#### [Instruction]
Return all the data below as it stands, minus the pictures.

Dataset excerpt:
_ _ _ _ _ _ _
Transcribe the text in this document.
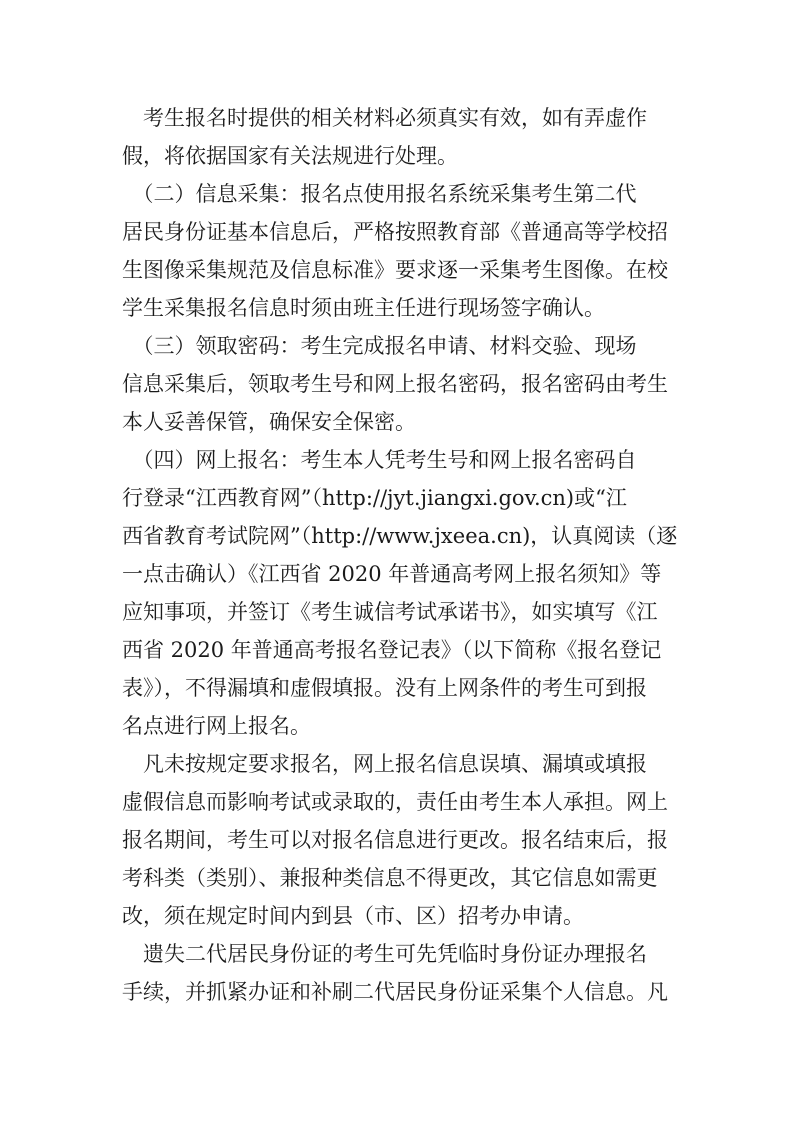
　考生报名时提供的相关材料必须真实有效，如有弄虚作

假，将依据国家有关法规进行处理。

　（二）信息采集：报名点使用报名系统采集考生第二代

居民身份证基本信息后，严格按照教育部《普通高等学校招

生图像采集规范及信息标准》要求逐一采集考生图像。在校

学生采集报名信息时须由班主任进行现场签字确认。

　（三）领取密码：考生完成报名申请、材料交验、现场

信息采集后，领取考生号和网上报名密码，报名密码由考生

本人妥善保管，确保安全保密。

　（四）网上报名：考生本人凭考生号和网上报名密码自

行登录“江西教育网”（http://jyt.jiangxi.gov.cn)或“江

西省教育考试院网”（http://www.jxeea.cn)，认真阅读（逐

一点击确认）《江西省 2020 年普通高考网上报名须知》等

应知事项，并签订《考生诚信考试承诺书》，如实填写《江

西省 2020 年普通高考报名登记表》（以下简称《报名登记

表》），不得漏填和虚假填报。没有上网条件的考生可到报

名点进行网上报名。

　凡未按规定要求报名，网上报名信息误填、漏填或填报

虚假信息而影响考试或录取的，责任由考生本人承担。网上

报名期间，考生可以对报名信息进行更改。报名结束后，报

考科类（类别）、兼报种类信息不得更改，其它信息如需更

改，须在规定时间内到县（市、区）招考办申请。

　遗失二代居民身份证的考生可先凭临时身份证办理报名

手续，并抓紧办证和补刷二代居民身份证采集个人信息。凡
_ _ _ _ _ _ _
#### [Full output]
Transcribe the text in this document.
　考生报名时提供的相关材料必须真实有效，如有弄虚作

假，将依据国家有关法规进行处理。

　（二）信息采集：报名点使用报名系统采集考生第二代

居民身份证基本信息后，严格按照教育部《普通高等学校招

生图像采集规范及信息标准》要求逐一采集考生图像。在校

学生采集报名信息时须由班主任进行现场签字确认。

　（三）领取密码：考生完成报名申请、材料交验、现场

信息采集后，领取考生号和网上报名密码，报名密码由考生

本人妥善保管，确保安全保密。

　（四）网上报名：考生本人凭考生号和网上报名密码自

行登录“江西教育网”（http://jyt.jiangxi.gov.cn)或“江

西省教育考试院网”（http://www.jxeea.cn)，认真阅读（逐

一点击确认）《江西省 2020 年普通高考网上报名须知》等

应知事项，并签订《考生诚信考试承诺书》，如实填写《江

西省 2020 年普通高考报名登记表》（以下简称《报名登记

表》），不得漏填和虚假填报。没有上网条件的考生可到报

名点进行网上报名。

　凡未按规定要求报名，网上报名信息误填、漏填或填报

虚假信息而影响考试或录取的，责任由考生本人承担。网上

报名期间，考生可以对报名信息进行更改。报名结束后，报

考科类（类别）、兼报种类信息不得更改，其它信息如需更

改，须在规定时间内到县（市、区）招考办申请。

　遗失二代居民身份证的考生可先凭临时身份证办理报名

手续，并抓紧办证和补刷二代居民身份证采集个人信息。凡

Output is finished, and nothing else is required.